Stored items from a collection
★ ★ ★

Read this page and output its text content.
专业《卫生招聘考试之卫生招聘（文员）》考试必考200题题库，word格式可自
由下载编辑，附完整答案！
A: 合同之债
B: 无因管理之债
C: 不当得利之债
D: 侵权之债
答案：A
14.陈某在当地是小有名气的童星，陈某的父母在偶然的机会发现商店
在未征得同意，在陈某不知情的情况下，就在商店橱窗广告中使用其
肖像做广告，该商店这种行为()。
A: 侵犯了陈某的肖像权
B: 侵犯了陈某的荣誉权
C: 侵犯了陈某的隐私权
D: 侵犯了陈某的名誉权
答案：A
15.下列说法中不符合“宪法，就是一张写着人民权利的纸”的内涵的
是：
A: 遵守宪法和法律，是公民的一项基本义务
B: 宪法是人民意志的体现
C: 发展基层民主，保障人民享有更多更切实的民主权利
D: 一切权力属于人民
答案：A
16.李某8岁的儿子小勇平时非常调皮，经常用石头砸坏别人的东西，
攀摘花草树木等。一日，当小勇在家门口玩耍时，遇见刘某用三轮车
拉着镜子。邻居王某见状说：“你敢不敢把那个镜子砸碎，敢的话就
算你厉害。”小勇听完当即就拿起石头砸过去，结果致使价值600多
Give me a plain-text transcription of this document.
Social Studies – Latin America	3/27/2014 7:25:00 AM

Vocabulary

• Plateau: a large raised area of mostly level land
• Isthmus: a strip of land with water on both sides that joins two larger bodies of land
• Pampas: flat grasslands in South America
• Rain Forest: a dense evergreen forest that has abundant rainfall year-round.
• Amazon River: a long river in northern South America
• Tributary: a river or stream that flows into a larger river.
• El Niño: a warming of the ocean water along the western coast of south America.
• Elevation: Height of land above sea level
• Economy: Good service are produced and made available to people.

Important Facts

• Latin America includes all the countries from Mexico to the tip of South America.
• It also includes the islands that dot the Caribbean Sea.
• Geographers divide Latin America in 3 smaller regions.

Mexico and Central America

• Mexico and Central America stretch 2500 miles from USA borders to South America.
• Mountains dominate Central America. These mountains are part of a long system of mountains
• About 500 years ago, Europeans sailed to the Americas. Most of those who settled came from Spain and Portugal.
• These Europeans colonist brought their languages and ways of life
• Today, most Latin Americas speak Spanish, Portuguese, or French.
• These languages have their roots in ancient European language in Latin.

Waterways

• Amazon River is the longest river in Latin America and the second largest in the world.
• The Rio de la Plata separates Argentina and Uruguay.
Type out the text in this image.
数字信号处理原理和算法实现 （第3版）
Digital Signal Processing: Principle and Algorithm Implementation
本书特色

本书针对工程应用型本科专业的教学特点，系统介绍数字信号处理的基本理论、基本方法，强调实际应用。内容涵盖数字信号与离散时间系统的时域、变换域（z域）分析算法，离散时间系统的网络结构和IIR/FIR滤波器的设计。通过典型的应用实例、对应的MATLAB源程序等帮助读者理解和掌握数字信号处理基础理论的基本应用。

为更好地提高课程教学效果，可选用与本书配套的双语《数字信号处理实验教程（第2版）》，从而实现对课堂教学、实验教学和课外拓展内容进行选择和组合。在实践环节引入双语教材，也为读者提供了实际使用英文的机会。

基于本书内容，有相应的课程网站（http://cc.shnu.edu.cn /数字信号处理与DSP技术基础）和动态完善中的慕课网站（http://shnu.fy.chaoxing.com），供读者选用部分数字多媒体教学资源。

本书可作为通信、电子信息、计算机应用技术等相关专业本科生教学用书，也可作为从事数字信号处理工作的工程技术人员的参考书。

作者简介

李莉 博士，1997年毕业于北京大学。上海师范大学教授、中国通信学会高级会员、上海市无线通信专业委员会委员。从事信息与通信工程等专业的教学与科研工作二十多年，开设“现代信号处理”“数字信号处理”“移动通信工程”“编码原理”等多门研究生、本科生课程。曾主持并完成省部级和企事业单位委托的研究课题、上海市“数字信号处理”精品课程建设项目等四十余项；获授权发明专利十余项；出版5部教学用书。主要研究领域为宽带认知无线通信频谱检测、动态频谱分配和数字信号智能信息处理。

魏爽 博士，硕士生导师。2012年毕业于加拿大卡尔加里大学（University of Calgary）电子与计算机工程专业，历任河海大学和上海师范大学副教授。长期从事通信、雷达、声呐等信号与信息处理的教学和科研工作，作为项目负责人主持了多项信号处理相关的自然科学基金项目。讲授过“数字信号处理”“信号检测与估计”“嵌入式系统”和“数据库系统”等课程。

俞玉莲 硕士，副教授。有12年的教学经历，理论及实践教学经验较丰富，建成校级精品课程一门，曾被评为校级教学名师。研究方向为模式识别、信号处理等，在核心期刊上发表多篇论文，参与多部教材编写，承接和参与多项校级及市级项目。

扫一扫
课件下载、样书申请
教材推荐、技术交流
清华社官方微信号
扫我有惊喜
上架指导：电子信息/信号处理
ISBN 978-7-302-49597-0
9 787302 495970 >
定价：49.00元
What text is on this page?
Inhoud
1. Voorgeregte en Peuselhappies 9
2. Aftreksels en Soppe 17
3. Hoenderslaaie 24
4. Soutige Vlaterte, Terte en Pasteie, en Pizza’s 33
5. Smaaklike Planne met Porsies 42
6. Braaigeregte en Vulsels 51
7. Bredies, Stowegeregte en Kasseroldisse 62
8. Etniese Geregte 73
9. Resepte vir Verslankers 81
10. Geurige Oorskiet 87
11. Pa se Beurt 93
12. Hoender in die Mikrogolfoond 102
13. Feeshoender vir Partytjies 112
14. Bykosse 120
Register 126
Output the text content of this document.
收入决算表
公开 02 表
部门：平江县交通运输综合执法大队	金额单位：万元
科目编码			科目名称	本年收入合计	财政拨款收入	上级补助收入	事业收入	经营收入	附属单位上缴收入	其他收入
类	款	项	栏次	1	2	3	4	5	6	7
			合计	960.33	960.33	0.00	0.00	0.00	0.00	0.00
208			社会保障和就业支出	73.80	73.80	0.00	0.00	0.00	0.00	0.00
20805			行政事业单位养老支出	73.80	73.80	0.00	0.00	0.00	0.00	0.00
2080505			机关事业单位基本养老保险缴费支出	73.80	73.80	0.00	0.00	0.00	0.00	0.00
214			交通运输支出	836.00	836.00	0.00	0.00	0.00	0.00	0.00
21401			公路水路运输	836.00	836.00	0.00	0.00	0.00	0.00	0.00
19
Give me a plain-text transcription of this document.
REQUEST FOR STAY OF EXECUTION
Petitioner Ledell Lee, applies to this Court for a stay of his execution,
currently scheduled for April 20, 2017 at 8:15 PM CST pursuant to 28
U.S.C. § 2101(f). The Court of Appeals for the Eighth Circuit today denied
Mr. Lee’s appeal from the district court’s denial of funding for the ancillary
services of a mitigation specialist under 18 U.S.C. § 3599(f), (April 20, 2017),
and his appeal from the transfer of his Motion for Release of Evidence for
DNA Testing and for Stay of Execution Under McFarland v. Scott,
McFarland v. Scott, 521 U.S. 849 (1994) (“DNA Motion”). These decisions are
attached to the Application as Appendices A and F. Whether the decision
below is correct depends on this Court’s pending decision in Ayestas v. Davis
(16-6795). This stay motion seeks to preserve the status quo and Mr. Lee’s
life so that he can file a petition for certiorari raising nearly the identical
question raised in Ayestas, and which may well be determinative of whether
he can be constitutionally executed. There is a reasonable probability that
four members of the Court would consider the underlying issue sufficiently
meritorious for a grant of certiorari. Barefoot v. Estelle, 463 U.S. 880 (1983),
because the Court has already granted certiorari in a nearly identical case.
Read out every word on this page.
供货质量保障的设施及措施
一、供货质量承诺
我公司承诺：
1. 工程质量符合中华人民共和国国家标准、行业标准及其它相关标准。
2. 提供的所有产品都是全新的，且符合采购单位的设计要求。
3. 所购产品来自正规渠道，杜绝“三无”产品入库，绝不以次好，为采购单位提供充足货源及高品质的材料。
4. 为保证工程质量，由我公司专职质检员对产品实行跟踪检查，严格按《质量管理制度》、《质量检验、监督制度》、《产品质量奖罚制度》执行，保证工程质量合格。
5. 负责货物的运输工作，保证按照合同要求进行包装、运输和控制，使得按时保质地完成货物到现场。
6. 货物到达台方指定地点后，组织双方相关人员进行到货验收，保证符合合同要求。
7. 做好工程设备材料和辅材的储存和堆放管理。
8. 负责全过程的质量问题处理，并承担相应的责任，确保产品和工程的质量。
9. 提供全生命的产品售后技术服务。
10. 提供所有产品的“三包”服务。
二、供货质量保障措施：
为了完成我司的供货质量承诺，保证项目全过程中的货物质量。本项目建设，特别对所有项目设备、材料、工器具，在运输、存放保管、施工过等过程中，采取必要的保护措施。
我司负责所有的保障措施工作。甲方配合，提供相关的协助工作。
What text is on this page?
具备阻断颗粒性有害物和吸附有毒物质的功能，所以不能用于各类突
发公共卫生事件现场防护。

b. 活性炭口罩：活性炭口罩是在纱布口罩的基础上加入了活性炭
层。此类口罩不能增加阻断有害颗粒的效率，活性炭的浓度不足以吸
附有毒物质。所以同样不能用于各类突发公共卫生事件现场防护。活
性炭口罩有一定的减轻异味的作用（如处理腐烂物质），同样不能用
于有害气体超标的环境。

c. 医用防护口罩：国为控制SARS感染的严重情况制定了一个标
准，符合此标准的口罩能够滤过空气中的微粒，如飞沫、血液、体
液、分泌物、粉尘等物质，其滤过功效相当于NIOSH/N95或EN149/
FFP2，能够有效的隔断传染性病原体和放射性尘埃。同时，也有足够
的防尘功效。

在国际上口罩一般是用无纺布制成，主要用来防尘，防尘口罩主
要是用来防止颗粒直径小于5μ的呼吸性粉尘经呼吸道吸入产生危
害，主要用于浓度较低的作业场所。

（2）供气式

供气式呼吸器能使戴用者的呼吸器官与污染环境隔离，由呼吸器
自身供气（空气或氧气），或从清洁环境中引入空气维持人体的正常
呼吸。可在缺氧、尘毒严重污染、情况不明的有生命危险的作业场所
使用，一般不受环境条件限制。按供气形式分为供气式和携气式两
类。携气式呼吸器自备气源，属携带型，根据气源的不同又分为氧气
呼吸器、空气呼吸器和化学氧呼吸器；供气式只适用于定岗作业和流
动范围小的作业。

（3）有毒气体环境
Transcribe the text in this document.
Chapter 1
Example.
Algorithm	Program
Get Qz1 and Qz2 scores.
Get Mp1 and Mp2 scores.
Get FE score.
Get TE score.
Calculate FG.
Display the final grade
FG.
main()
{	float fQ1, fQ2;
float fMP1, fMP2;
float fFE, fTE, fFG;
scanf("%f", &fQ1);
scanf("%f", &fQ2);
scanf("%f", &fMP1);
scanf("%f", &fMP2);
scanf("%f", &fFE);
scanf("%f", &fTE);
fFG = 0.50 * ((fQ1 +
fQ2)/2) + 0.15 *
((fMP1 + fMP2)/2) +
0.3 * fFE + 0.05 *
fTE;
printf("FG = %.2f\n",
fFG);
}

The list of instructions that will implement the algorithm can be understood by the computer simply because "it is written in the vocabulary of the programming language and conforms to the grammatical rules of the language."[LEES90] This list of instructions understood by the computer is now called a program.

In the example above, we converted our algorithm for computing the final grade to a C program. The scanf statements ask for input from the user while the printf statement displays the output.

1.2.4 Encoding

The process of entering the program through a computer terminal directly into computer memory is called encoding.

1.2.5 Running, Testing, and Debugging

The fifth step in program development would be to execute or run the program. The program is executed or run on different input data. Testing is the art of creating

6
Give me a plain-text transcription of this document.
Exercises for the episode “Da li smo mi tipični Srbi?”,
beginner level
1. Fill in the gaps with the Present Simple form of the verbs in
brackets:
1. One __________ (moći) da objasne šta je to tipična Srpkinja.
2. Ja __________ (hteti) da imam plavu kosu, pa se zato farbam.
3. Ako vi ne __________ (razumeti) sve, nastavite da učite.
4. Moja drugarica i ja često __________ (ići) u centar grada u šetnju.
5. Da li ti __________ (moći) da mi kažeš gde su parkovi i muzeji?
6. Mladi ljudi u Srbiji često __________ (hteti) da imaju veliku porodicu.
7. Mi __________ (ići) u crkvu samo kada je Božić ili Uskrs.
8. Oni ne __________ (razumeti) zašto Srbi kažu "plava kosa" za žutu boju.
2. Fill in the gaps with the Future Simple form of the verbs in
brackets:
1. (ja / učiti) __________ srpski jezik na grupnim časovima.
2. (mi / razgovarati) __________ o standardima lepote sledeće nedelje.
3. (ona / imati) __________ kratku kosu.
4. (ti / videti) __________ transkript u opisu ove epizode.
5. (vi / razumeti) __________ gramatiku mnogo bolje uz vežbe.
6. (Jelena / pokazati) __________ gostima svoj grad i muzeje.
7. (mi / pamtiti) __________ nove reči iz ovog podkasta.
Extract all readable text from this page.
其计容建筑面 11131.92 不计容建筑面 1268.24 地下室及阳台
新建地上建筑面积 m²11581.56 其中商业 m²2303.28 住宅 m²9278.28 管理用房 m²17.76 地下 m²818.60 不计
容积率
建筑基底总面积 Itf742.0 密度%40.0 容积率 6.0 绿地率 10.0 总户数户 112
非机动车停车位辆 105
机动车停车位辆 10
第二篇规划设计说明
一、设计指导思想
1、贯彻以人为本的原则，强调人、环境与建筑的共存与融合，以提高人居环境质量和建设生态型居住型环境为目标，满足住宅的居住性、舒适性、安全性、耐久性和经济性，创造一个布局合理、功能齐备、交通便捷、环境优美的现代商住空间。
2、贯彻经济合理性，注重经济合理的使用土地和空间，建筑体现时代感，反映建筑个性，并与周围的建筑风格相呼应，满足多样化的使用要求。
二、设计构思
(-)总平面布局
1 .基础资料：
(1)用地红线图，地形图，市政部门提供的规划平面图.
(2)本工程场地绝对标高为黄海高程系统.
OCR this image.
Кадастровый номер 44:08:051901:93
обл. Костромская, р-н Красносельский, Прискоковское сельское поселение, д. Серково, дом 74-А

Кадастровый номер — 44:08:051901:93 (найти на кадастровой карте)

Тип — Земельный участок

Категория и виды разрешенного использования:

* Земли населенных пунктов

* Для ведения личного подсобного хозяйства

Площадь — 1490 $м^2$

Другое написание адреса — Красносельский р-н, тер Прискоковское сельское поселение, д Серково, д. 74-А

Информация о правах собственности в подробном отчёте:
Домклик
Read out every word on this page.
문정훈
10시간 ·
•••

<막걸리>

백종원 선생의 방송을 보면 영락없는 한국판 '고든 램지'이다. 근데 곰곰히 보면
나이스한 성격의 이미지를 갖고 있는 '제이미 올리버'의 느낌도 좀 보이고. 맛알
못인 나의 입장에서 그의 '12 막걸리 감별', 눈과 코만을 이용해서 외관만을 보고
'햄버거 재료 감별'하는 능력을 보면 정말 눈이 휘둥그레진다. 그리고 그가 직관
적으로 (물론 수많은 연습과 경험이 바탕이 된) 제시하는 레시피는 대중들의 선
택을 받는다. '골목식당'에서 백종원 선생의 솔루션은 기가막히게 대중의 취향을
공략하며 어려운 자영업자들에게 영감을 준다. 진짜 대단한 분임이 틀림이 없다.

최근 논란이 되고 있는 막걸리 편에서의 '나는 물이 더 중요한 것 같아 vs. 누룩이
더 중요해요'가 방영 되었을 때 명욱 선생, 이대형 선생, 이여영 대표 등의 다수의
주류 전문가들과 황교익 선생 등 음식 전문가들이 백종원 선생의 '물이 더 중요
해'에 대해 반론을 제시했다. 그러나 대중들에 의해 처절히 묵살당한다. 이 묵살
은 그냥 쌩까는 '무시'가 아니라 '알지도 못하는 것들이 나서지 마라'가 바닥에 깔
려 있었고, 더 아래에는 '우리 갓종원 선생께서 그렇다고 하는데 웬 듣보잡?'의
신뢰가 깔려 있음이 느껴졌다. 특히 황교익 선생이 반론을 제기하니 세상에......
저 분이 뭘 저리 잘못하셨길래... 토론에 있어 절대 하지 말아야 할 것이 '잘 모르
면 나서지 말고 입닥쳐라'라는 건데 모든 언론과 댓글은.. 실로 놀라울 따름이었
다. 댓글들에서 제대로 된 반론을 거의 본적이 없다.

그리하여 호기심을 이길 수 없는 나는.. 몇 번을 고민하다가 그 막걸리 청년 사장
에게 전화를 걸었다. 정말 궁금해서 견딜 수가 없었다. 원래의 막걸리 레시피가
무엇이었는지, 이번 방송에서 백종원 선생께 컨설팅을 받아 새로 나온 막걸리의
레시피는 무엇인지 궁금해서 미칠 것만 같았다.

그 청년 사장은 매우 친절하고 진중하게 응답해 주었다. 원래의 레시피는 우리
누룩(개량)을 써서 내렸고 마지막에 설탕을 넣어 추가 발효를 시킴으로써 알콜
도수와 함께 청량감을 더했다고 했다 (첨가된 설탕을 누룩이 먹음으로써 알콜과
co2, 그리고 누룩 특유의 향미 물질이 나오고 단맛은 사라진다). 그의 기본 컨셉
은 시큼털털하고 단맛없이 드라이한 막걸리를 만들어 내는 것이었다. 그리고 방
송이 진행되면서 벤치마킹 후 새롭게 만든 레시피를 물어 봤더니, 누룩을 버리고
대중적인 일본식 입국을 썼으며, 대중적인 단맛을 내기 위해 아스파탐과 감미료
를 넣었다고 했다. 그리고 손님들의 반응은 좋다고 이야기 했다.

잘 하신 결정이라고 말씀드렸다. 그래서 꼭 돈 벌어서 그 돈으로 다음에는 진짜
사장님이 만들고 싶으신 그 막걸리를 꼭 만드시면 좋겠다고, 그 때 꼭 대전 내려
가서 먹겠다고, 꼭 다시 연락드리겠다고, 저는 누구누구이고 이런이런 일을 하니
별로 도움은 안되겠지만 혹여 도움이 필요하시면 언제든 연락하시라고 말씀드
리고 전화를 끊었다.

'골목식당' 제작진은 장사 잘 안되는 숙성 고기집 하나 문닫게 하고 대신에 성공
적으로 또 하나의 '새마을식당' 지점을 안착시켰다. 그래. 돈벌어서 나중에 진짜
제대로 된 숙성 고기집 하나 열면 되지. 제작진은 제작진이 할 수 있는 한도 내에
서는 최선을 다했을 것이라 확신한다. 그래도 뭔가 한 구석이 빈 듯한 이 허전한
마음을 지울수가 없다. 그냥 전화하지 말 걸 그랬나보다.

★ ★ ★

• **Exercise directions**: Count every line in the data where the string "their" occurs. Give nothing except the number.

• **Written solution**: 2